Task statement »
Skip the pictures and extract all of the lines exactly as written.

Figure collection entries
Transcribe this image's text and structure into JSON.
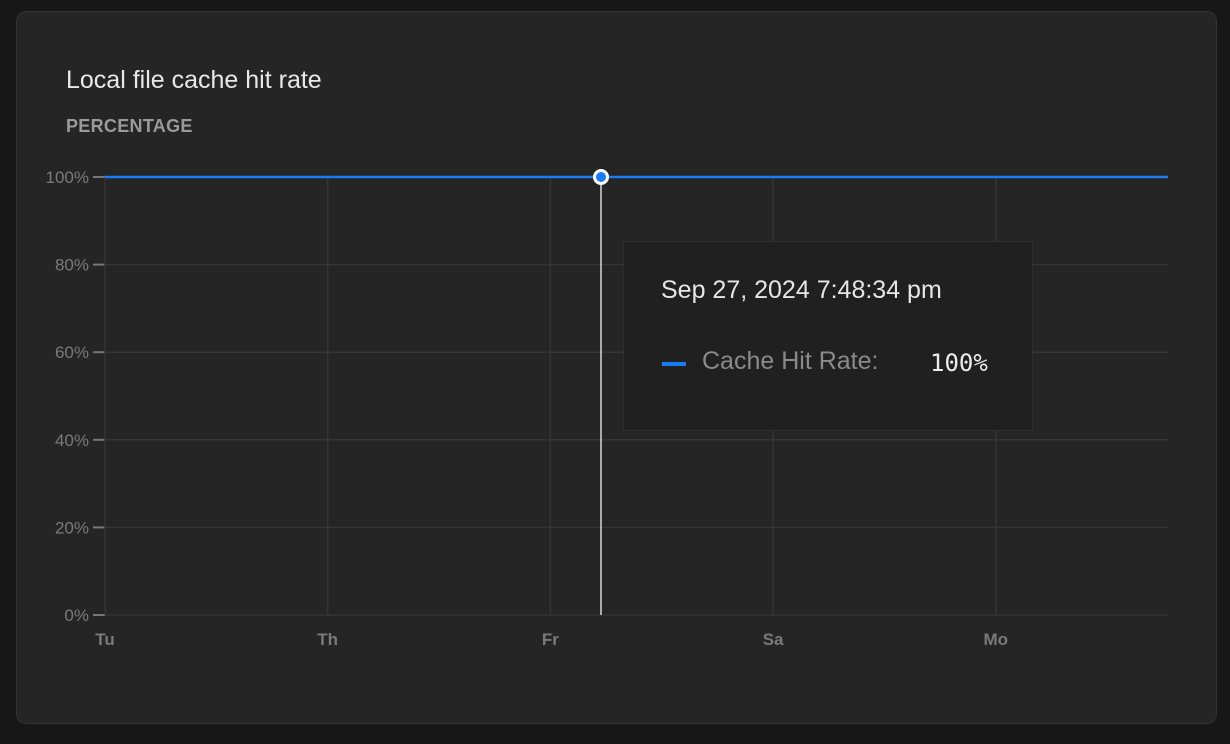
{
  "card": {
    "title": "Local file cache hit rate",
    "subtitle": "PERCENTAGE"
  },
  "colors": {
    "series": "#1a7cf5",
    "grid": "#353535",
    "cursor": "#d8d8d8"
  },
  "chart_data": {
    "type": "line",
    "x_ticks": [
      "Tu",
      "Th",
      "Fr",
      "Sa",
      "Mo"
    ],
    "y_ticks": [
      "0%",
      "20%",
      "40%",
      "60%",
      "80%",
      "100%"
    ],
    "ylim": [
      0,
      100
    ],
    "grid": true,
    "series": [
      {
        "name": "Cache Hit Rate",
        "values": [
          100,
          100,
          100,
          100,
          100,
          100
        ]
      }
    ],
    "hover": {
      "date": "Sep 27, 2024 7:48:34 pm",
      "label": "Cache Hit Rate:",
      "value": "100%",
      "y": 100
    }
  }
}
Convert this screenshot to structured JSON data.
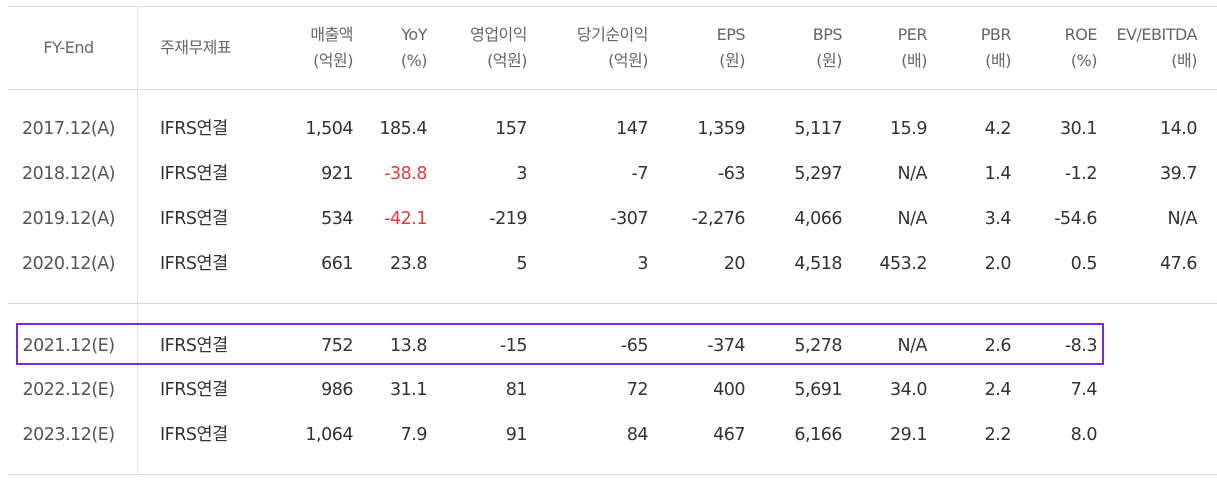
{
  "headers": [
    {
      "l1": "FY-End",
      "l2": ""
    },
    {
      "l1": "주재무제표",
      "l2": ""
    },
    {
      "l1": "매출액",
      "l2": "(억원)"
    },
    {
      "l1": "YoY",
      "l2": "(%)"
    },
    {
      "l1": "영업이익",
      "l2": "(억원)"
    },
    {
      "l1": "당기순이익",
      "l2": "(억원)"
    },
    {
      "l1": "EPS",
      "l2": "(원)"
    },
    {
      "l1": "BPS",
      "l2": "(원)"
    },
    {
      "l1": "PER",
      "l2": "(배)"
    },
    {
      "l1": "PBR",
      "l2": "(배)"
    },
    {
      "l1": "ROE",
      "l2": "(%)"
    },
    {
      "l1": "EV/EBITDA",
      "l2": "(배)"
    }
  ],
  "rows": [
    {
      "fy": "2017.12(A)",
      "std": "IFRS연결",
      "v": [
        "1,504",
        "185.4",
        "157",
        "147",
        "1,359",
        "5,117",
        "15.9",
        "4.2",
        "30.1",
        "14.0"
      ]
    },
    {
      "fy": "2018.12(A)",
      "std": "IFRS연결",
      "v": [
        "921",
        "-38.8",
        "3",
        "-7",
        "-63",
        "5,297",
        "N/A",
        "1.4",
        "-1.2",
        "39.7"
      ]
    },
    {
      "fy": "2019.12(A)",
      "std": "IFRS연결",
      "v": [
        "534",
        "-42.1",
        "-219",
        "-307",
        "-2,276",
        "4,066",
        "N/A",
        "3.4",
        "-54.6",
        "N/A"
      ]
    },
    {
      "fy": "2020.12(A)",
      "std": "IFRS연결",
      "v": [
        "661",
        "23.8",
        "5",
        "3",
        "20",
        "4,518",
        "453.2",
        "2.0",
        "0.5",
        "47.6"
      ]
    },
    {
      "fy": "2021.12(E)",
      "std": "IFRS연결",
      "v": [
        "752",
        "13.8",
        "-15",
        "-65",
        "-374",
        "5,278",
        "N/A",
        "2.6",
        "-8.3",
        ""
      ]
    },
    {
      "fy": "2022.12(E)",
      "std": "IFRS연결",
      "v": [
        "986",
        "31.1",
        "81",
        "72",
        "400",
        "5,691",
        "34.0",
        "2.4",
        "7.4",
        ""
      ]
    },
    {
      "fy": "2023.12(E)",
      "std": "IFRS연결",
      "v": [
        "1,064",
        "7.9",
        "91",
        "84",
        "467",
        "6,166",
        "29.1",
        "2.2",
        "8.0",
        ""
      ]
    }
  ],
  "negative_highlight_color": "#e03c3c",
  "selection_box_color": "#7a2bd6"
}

Final result »
Transcribe this image's text and structure into JSON.
{
  "card": {
    "title": "Local file cache hit rate",
    "subtitle": "PERCENTAGE"
  },
  "colors": {
    "series": "#1a7cf5",
    "grid": "#353535",
    "cursor": "#d8d8d8"
  },
  "chart_data": {
    "type": "line",
    "x_ticks": [
      "Tu",
      "Th",
      "Fr",
      "Sa",
      "Mo"
    ],
    "y_ticks": [
      "0%",
      "20%",
      "40%",
      "60%",
      "80%",
      "100%"
    ],
    "ylim": [
      0,
      100
    ],
    "grid": true,
    "series": [
      {
        "name": "Cache Hit Rate",
        "values": [
          100,
          100,
          100,
          100,
          100,
          100
        ]
      }
    ],
    "hover": {
      "date": "Sep 27, 2024 7:48:34 pm",
      "label": "Cache Hit Rate:",
      "value": "100%",
      "y": 100
    }
  }
}
Convert this screenshot to structured JSON data.
{
  "headers": [
    {
      "l1": "FY-End",
      "l2": ""
    },
    {
      "l1": "주재무제표",
      "l2": ""
    },
    {
      "l1": "매출액",
      "l2": "(억원)"
    },
    {
      "l1": "YoY",
      "l2": "(%)"
    },
    {
      "l1": "영업이익",
      "l2": "(억원)"
    },
    {
      "l1": "당기순이익",
      "l2": "(억원)"
    },
    {
      "l1": "EPS",
      "l2": "(원)"
    },
    {
      "l1": "BPS",
      "l2": "(원)"
    },
    {
      "l1": "PER",
      "l2": "(배)"
    },
    {
      "l1": "PBR",
      "l2": "(배)"
    },
    {
      "l1": "ROE",
      "l2": "(%)"
    },
    {
      "l1": "EV/EBITDA",
      "l2": "(배)"
    }
  ],
  "rows": [
    {
      "fy": "2017.12(A)",
      "std": "IFRS연결",
      "v": [
        "1,504",
        "185.4",
        "157",
        "147",
        "1,359",
        "5,117",
        "15.9",
        "4.2",
        "30.1",
        "14.0"
      ]
    },
    {
      "fy": "2018.12(A)",
      "std": "IFRS연결",
      "v": [
        "921",
        "-38.8",
        "3",
        "-7",
        "-63",
        "5,297",
        "N/A",
        "1.4",
        "-1.2",
        "39.7"
      ]
    },
    {
      "fy": "2019.12(A)",
      "std": "IFRS연결",
      "v": [
        "534",
        "-42.1",
        "-219",
        "-307",
        "-2,276",
        "4,066",
        "N/A",
        "3.4",
        "-54.6",
        "N/A"
      ]
    },
    {
      "fy": "2020.12(A)",
      "std": "IFRS연결",
      "v": [
        "661",
        "23.8",
        "5",
        "3",
        "20",
        "4,518",
        "453.2",
        "2.0",
        "0.5",
        "47.6"
      ]
    },
    {
      "fy": "2021.12(E)",
      "std": "IFRS연결",
      "v": [
        "752",
        "13.8",
        "-15",
        "-65",
        "-374",
        "5,278",
        "N/A",
        "2.6",
        "-8.3",
        ""
      ]
    },
    {
      "fy": "2022.12(E)",
      "std": "IFRS연결",
      "v": [
        "986",
        "31.1",
        "81",
        "72",
        "400",
        "5,691",
        "34.0",
        "2.4",
        "7.4",
        ""
      ]
    },
    {
      "fy": "2023.12(E)",
      "std": "IFRS연결",
      "v": [
        "1,064",
        "7.9",
        "91",
        "84",
        "467",
        "6,166",
        "29.1",
        "2.2",
        "8.0",
        ""
      ]
    }
  ],
  "negative_highlight_color": "#e03c3c",
  "selection_box_color": "#7a2bd6"
}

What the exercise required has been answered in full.